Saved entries
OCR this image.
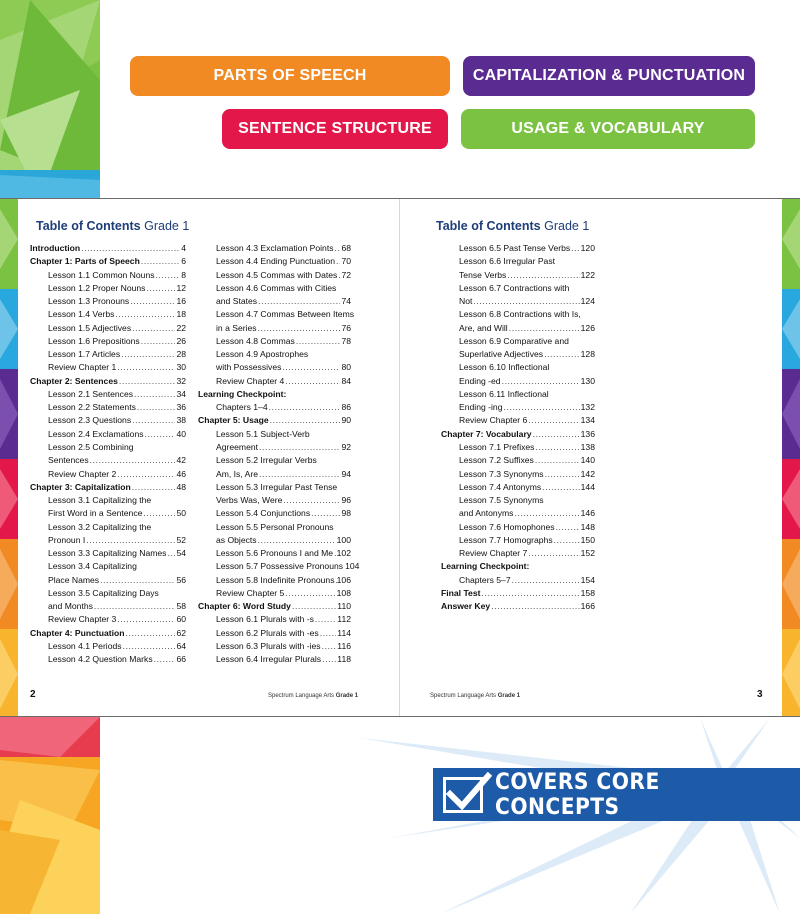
PARTS OF SPEECH	CAPITALIZATION & PUNCTUATION
SENTENCE STRUCTURE	USAGE & VOCABULARY
Table of Contents Grade 1
Introduction .....	4
Chapter 1: Parts of Speech .....	6
Lesson 1.1 Common Nouns .....	8
Lesson 1.2 Proper Nouns .....	12
Lesson 1.3 Pronouns .....	16
Lesson 1.4 Verbs .....	18
Lesson 1.5 Adjectives .....	22
Lesson 1.6 Prepositions .....	26
Lesson 1.7 Articles .....	28
Review Chapter 1 .....	30
Chapter 2: Sentences .....	32
Lesson 2.1 Sentences .....	34
Lesson 2.2 Statements .....	36
Lesson 2.3 Questions .....	38
Lesson 2.4 Exclamations .....	40
Lesson 2.5 Combining
Sentences .....	42
Review Chapter 2 .....	46
Chapter 3: Capitalization .....	48
Lesson 3.1 Capitalizing the
First Word in a Sentence .....	50
Lesson 3.2 Capitalizing the
Pronoun I .....	52
Lesson 3.3 Capitalizing Names ..... 54
Lesson 3.4 Capitalizing
Place Names .....	56
Lesson 3.5 Capitalizing Days
and Months .....	58
Review Chapter 3 .....	60
Chapter 4: Punctuation .....	62
Lesson 4.1 Periods .....	64
Lesson 4.2 Question Marks .....	66
Lesson 4.3 Exclamation Points ..... 68
Lesson 4.4 Ending Punctuation ..... 70
Lesson 4.5 Commas with Dates ..... 72
Lesson 4.6 Commas with Cities
and States .....	74
Lesson 4.7 Commas Between Items
in a Series .....	76
Lesson 4.8 Commas .....	78
Lesson 4.9 Apostrophes
with Possessives .....	80
Review Chapter 4 .....	84
Learning Checkpoint:
Chapters 1–4 .....	86
Chapter 5: Usage .....	90
Lesson 5.1 Subject-Verb
Agreement .....	92
Lesson 5.2 Irregular Verbs
Am, Is, Are .....	94
Lesson 5.3 Irregular Past Tense
Verbs Was, Were .....	96
Lesson 5.4 Conjunctions .....	98
Lesson 5.5 Personal Pronouns
as Objects .....	100
Lesson 5.6 Pronouns I and Me ..... 102
Lesson 5.7 Possessive Pronouns 104
Lesson 5.8 Indefinite Pronouns ..... 106
Review Chapter 5 .....	108
Chapter 6: Word Study .....	110
Lesson 6.1 Plurals with -s .....	112
Lesson 6.2 Plurals with -es ..... 114
Lesson 6.3 Plurals with -ies ..... 116
Lesson 6.4 Irregular Plurals ..... 118
2	Spectrum Language Arts Grade 1
Table of Contents Grade 1
Lesson 6.5 Past Tense Verbs ..... 120
Lesson 6.6 Irregular Past
Tense Verbs .....	122
Lesson 6.7 Contractions with
Not .....	124
Lesson 6.8 Contractions with Is,
Are, and Will .....	126
Lesson 6.9 Comparative and
Superlative Adjectives .....	128
Lesson 6.10 Inflectional
Ending -ed .....	130
Lesson 6.11 Inflectional
Ending -ing .....	132
Review Chapter 6 .....	134
Chapter 7: Vocabulary .....	136
Lesson 7.1 Prefixes .....	138
Lesson 7.2 Suffixes .....	140
Lesson 7.3 Synonyms .....	142
Lesson 7.4 Antonyms .....	144
Lesson 7.5 Synonyms
and Antonyms .....	146
Lesson 7.6 Homophones .....	148
Lesson 7.7 Homographs .....	150
Review Chapter 7 .....	152
Learning Checkpoint:
Chapters 5–7 .....	154
Final Test .....	158
Answer Key .....	166
Spectrum Language Arts Grade 1	3
COVERS CORE CONCEPTS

The problem:
Find the word "Adjectives" in the data and copy out each line where it turns up.

Response:
Lesson 1.5 Adjectives .....	22
Superlative Adjectives .....	128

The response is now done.